[What needs to be done]: In the entries below, count the lines holding "creation". Reply with the number only.

Stored items
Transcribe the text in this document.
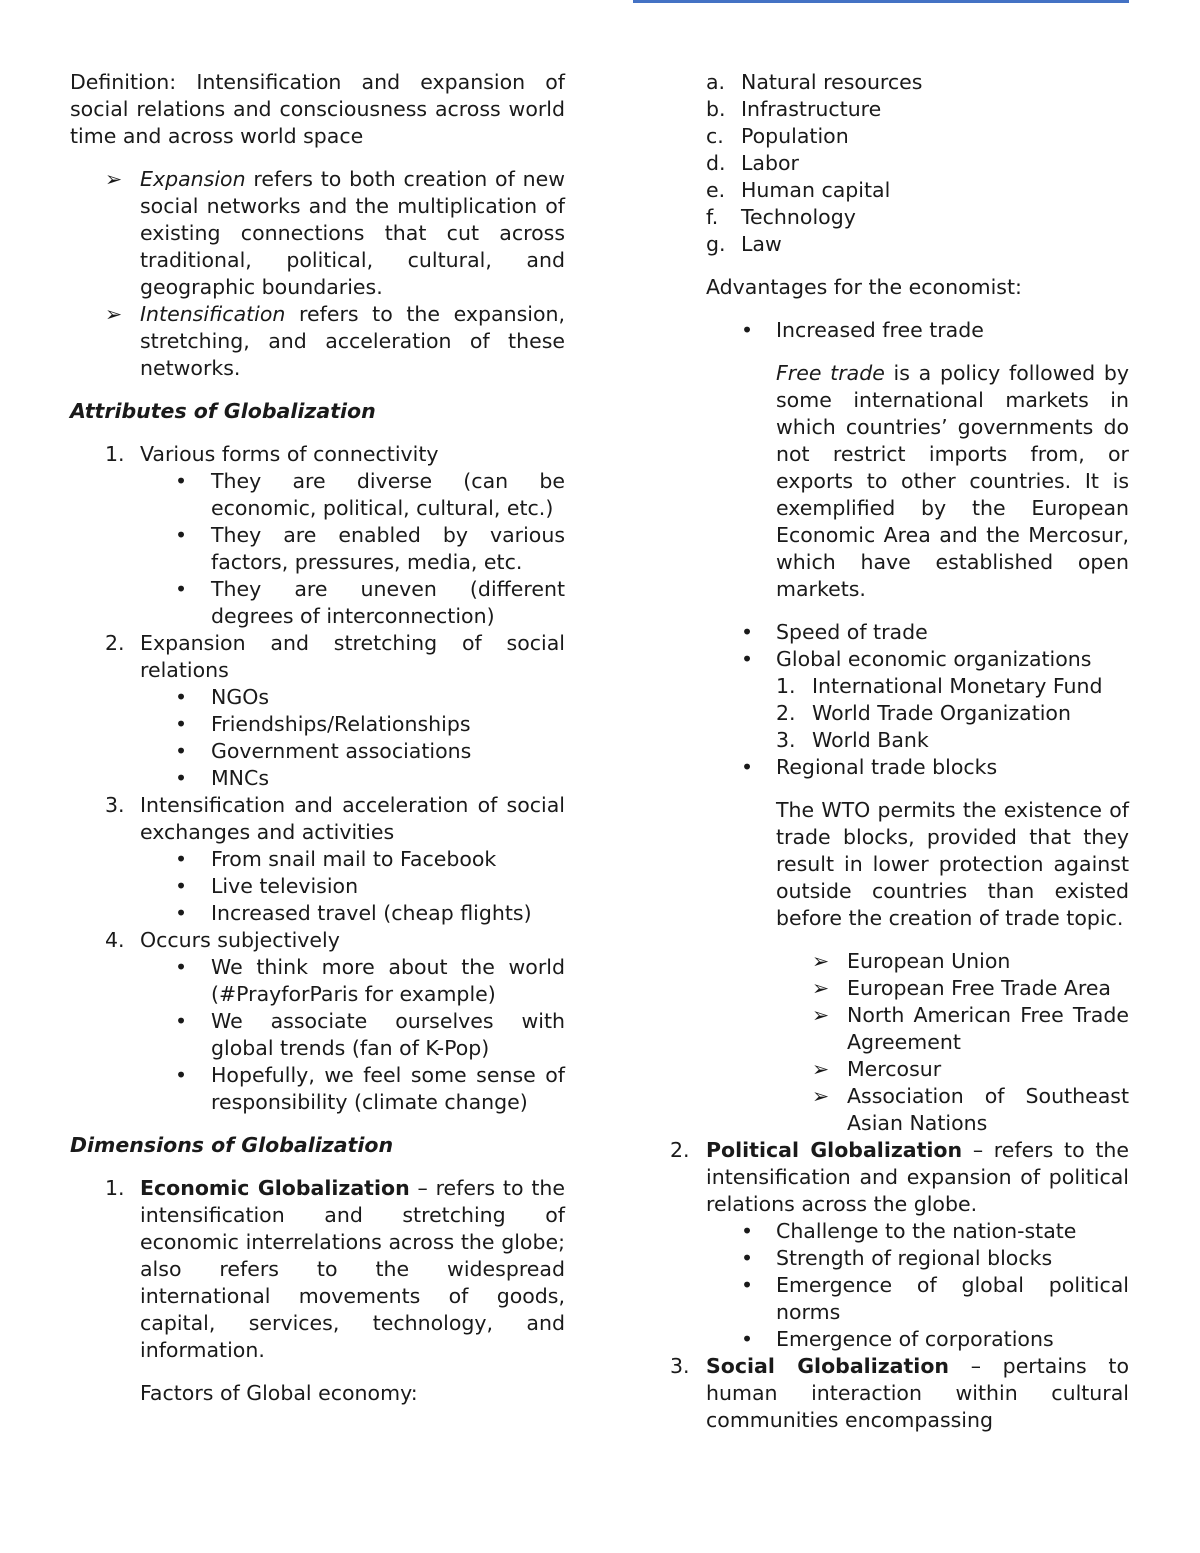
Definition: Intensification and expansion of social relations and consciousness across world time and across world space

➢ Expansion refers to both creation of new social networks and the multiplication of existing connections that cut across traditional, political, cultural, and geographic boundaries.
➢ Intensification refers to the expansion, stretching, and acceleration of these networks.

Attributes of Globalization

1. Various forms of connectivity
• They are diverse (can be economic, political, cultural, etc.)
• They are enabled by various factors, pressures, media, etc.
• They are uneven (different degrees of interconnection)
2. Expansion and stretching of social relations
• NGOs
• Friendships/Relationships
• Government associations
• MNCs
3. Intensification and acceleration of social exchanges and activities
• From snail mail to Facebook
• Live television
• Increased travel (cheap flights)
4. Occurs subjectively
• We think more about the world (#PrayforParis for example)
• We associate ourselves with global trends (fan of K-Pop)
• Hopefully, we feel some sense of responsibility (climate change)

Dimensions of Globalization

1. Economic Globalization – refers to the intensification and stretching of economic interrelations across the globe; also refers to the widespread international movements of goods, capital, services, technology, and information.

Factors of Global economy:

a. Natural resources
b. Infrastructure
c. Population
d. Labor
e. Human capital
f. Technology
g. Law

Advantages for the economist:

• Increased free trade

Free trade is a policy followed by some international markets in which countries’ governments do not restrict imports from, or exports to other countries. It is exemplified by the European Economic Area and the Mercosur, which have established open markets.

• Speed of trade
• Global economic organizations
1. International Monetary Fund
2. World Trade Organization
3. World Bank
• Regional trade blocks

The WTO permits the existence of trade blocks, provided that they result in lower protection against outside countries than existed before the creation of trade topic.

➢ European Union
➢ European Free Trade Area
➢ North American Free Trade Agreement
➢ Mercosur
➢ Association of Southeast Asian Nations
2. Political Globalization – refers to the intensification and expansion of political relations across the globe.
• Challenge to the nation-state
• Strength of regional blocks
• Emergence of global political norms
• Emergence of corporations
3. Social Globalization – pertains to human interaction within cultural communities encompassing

[Result of the exercise]: 2